**Written request:** Gather every line that includes the word "выделен", please.

====== Data for this task

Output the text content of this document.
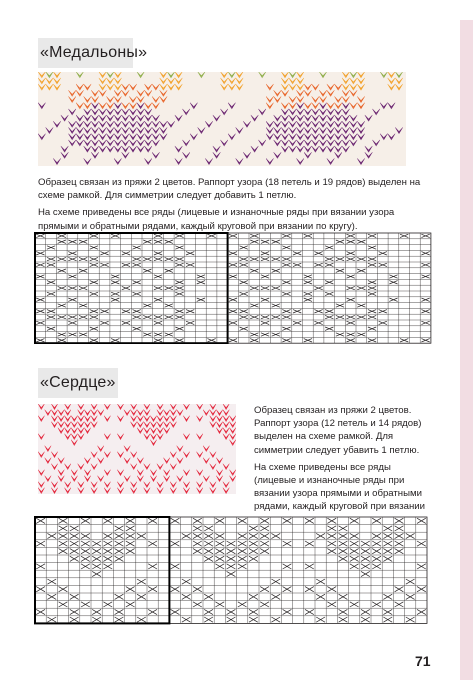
«Медальоны»

Образец связан из пряжи 2 цветов. Раппорт узора (18 петель и 19 рядов) выделен на схеме рамкой. Для симметрии следует добавить 1 петлю.

На схеме приведены все ряды (лицевые и изнаночные ряды при вязании узора прямыми и обратными рядами, каждый круговой при вязании по кругу).

«Сердце»

Образец связан из пряжи 2 цветов. Раппорт узора (12 петель и 14 рядов) выделен на схеме рамкой. Для симметрии следует убавить 1 петлю.

На схеме приведены все ряды (лицевые и изнаночные ряды при вязании узора прямыми и обратными рядами, каждый круговой при вязании

71
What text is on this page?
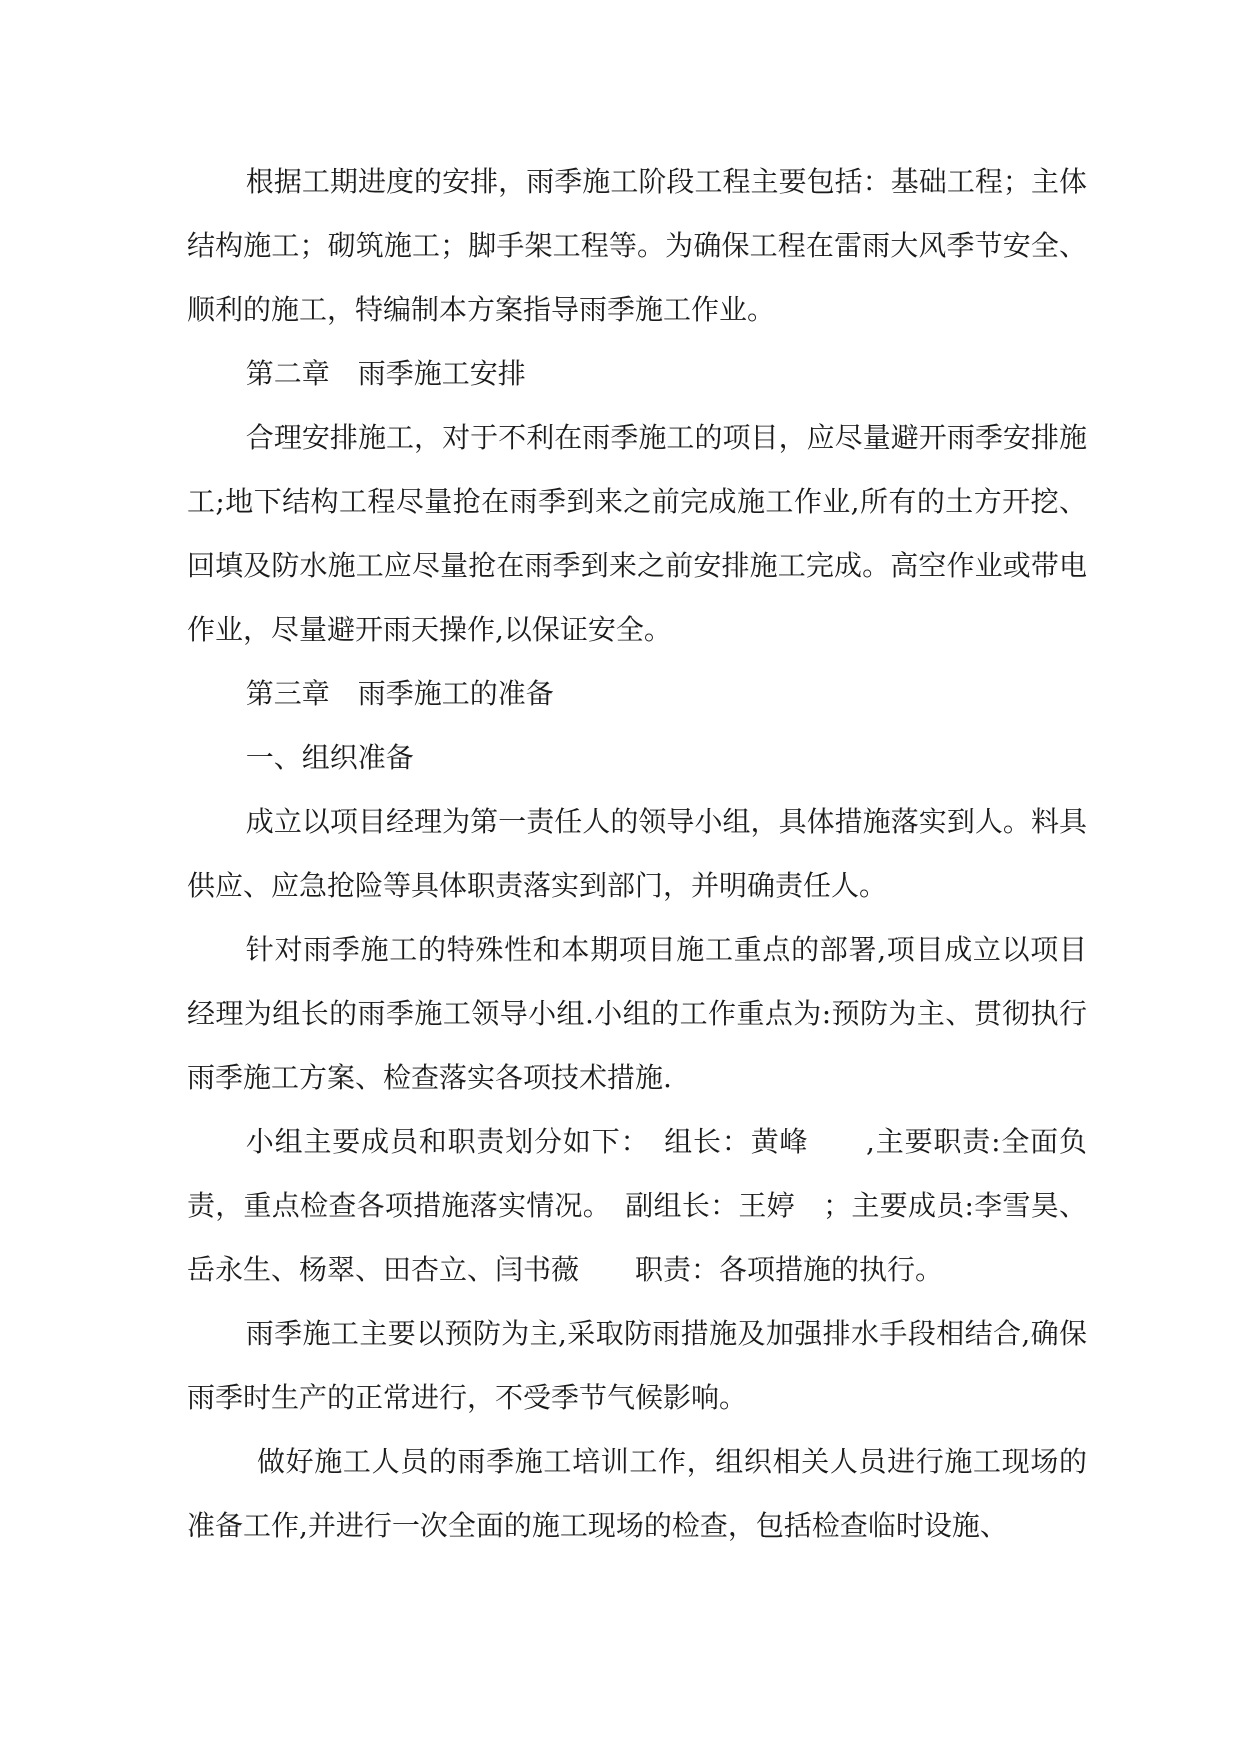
根据工期进度的安排，雨季施工阶段工程主要包括：基础工程；主体结构施工；砌筑施工；脚手架工程等。为确保工程在雷雨大风季节安全、顺利的施工，特编制本方案指导雨季施工作业。

第二章　雨季施工安排

合理安排施工，对于不利在雨季施工的项目，应尽量避开雨季安排施工;地下结构工程尽量抢在雨季到来之前完成施工作业,所有的土方开挖、回填及防水施工应尽量抢在雨季到来之前安排施工完成。高空作业或带电作业，尽量避开雨天操作,以保证安全。

第三章　雨季施工的准备

一、组织准备

成立以项目经理为第一责任人的领导小组，具体措施落实到人。料具供应、应急抢险等具体职责落实到部门，并明确责任人。

针对雨季施工的特殊性和本期项目施工重点的部署,项目成立以项目经理为组长的雨季施工领导小组.小组的工作重点为:预防为主、贯彻执行雨季施工方案、检查落实各项技术措施.

小组主要成员和职责划分如下：　组长：黄峰　　,主要职责:全面负责，重点检查各项措施落实情况。　副组长：王婷　；主要成员:李雪昊、岳永生、杨翠、田杏立、闫书薇　　职责：各项措施的执行。

雨季施工主要以预防为主,采取防雨措施及加强排水手段相结合,确保雨季时生产的正常进行，不受季节气候影响。

做好施工人员的雨季施工培训工作，组织相关人员进行施工现场的准备工作,并进行一次全面的施工现场的检查，包括检查临时设施、
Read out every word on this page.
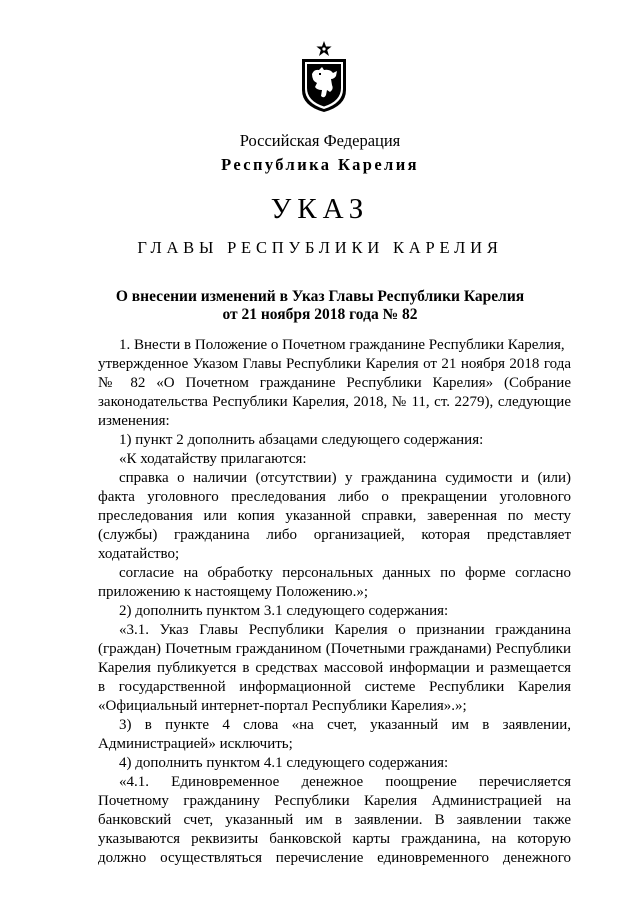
Российская Федерация
Республика Карелия
УКАЗ
ГЛАВЫ РЕСПУБЛИКИ КАРЕЛИЯ
О внесении изменений в Указ Главы Республики Карелия
от 21 ноября 2018 года № 82
1. Внести в Положение о Почетном гражданине Республики Карелия,
утвержденное Указом Главы Республики Карелия от 21 ноября 2018 года
№ 82 «О Почетном гражданине Республики Карелия» (Собрание
законодательства Республики Карелия, 2018, № 11, ст. 2279), следующие
изменения:
1) пункт 2 дополнить абзацами следующего содержания:
«К ходатайству прилагаются:
справка о наличии (отсутствии) у гражданина судимости и (или)
факта уголовного преследования либо о прекращении уголовного
преследования или копия указанной справки, заверенная по месту
(службы) гражданина либо организацией, которая представляет
ходатайство;
согласие на обработку персональных данных по форме согласно
приложению к настоящему Положению.»;
2) дополнить пунктом 3.1 следующего содержания:
«3.1. Указ Главы Республики Карелия о признании гражданина
(граждан) Почетным гражданином (Почетными гражданами) Республики
Карелия публикуется в средствах массовой информации и размещается
в государственной информационной системе Республики Карелия
«Официальный интернет-портал Республики Карелия».»;
3) в пункте 4 слова «на счет, указанный им в заявлении,
Администрацией» исключить;
4) дополнить пунктом 4.1 следующего содержания:
«4.1. Единовременное денежное поощрение перечисляется
Почетному гражданину Республики Карелия Администрацией на
банковский счет, указанный им в заявлении. В заявлении также
указываются реквизиты банковской карты гражданина, на которую
должно осуществляться перечисление единовременного денежного
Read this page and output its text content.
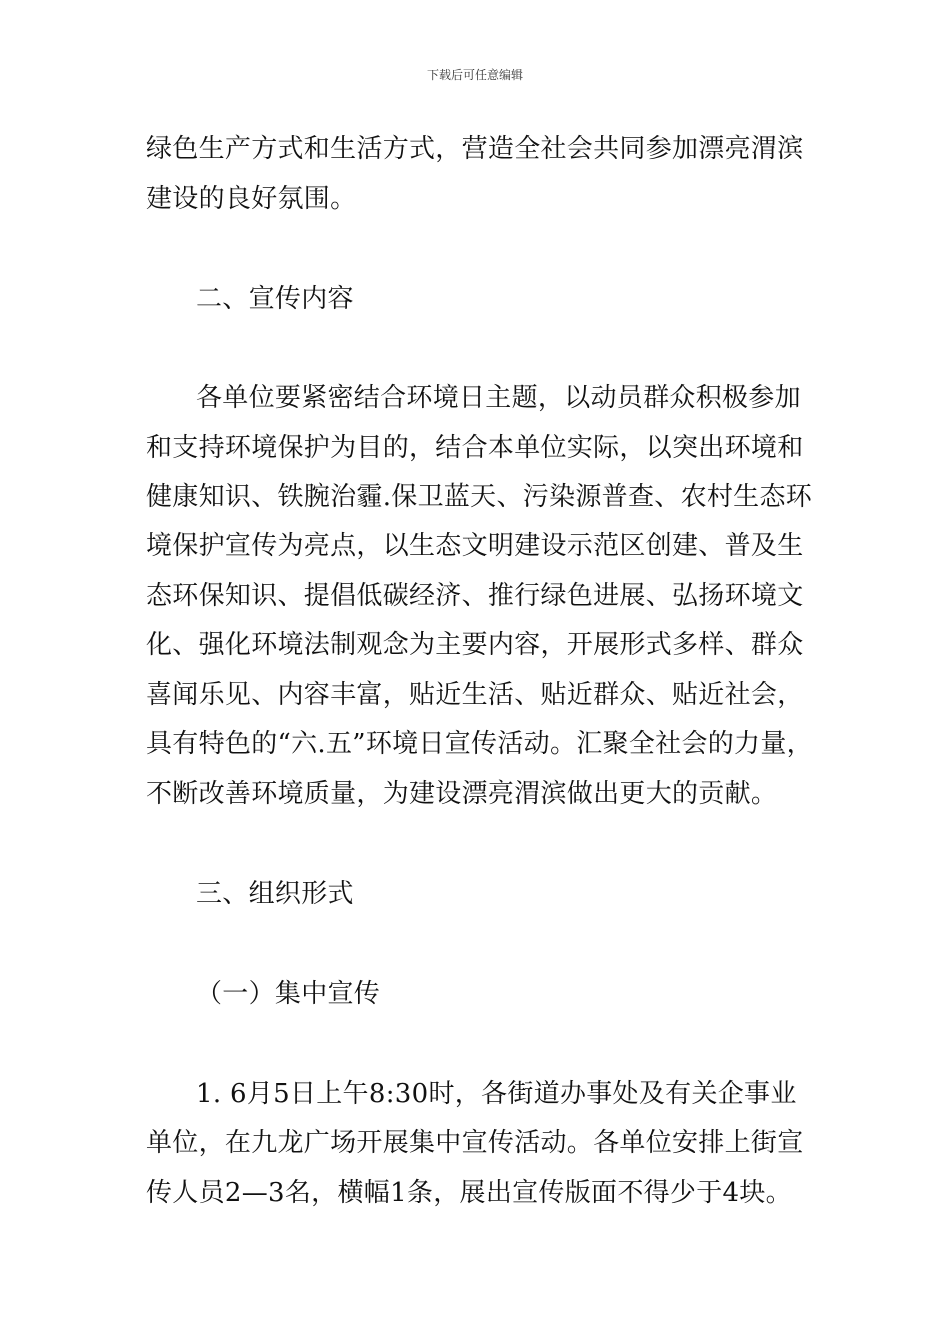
下载后可任意编辑
绿色生产方式和生活方式，营造全社会共同参加漂亮渭滨
建设的良好氛围。
二、宣传内容
各单位要紧密结合环境日主题，以动员群众积极参加
和支持环境保护为目的，结合本单位实际，以突出环境和
健康知识、铁腕治霾.保卫蓝天、污染源普查、农村生态环
境保护宣传为亮点，以生态文明建设示范区创建、普及生
态环保知识、提倡低碳经济、推行绿色进展、弘扬环境文
化、强化环境法制观念为主要内容，开展形式多样、群众
喜闻乐见、内容丰富，贴近生活、贴近群众、贴近社会，
具有特色的“六.五”环境日宣传活动。汇聚全社会的力量，
不断改善环境质量，为建设漂亮渭滨做出更大的贡献。
三、组织形式
（一）集中宣传
1. 6月5日上午8:30时，各街道办事处及有关企事业
单位，在九龙广场开展集中宣传活动。各单位安排上街宣
传人员2—3名，横幅1条，展出宣传版面不得少于4块。
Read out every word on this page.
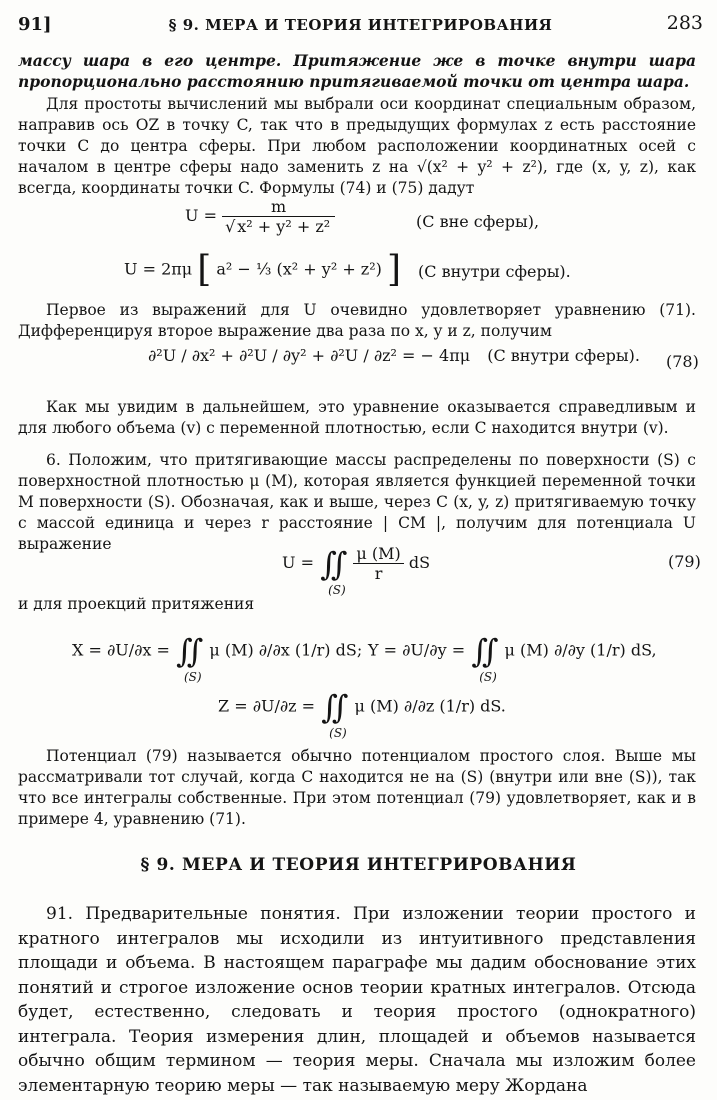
91]	§ 9. МЕРА И ТЕОРИЯ ИНТЕГРИРОВАНИЯ	283
массу шара в его центре. Притяжение же в точке внутри шара пропорционально расстоянию притягиваемой точки от центра шара.
Для простоты вычислений мы выбрали оси координат специальным образом, направив ось OZ в точку C, так что в предыдущих формулах z есть расстояние точки C до центра сферы. При любом расположении координатных осей с началом в центре сферы надо заменить z на √(x² + y² + z²), где (x, y, z), как всегда, координаты точки C. Формулы (74) и (75) дадут
$U = \frac{m}{\text{√ x² + y² + z²}}$	(C вне сферы),
U = 2πμ [ a² − ⅓ (x² + y² + z²) ] (C внутри сферы).
Первое из выражений для U очевидно удовлетворяет уравнению (71). Дифференцируя второе выражение два раза по x, y и z, получим
∂²U / ∂x² + ∂²U / ∂y² + ∂²U / ∂z² = − 4πμ (C внутри сферы). (78)
Как мы увидим в дальнейшем, это уравнение оказывается справедливым и для любого объема (v) с переменной плотностью, если C находится внутри (v).
6. Положим, что притягивающие массы распределены по поверхности (S) с поверхностной плотностью μ (M), которая является функцией переменной точки M поверхности (S). Обозначая, как и выше, через C (x, y, z) притягиваемую точку с массой единица и через r расстояние | CM |, получим для потенциала U выражение
U = ∬
(S)

$\frac{\mu (M)}{r}$ dS	(79)
и для проекций притяжения
X = ∂U/∂x = ∬
(S)
μ (M) ∂/∂x (1/r) dS; Y = ∂U/∂y = ∬
(S)
μ (M) ∂/∂y (1/r) dS,
Z = ∂U/∂z = ∬
(S)
μ (M) ∂/∂z (1/r) dS.
Потенциал (79) называется обычно потенциалом простого слоя. Выше мы рассматривали тот случай, когда C находится не на (S) (внутри или вне (S)), так что все интегралы собственные. При этом потенциал (79) удовлетворяет, как и в примере 4, уравнению (71).
§ 9. МЕРА И ТЕОРИЯ ИНТЕГРИРОВАНИЯ
91. Предварительные понятия. При изложении теории простого и кратного интегралов мы исходили из интуитивного представления площади и объема. В настоящем параграфе мы дадим обоснование этих понятий и строгое изложение основ теории кратных интегралов. Отсюда будет, естественно, следовать и теория простого (однократного) интеграла. Теория измерения длин, площадей и объемов называется обычно общим термином — теория меры. Сначала мы изложим более элементарную теорию меры — так называемую меру Жордана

============

**Written response:**
Образец связан из пряжи 2 цветов. Раппорт узора (18 петель и 19 рядов) выделен на схеме рамкой. Для симметрии следует добавить 1 петлю.
Образец связан из пряжи 2 цветов. Раппорт узора (12 петель и 14 рядов) выделен на схеме рамкой. Для симметрии следует убавить 1 петлю.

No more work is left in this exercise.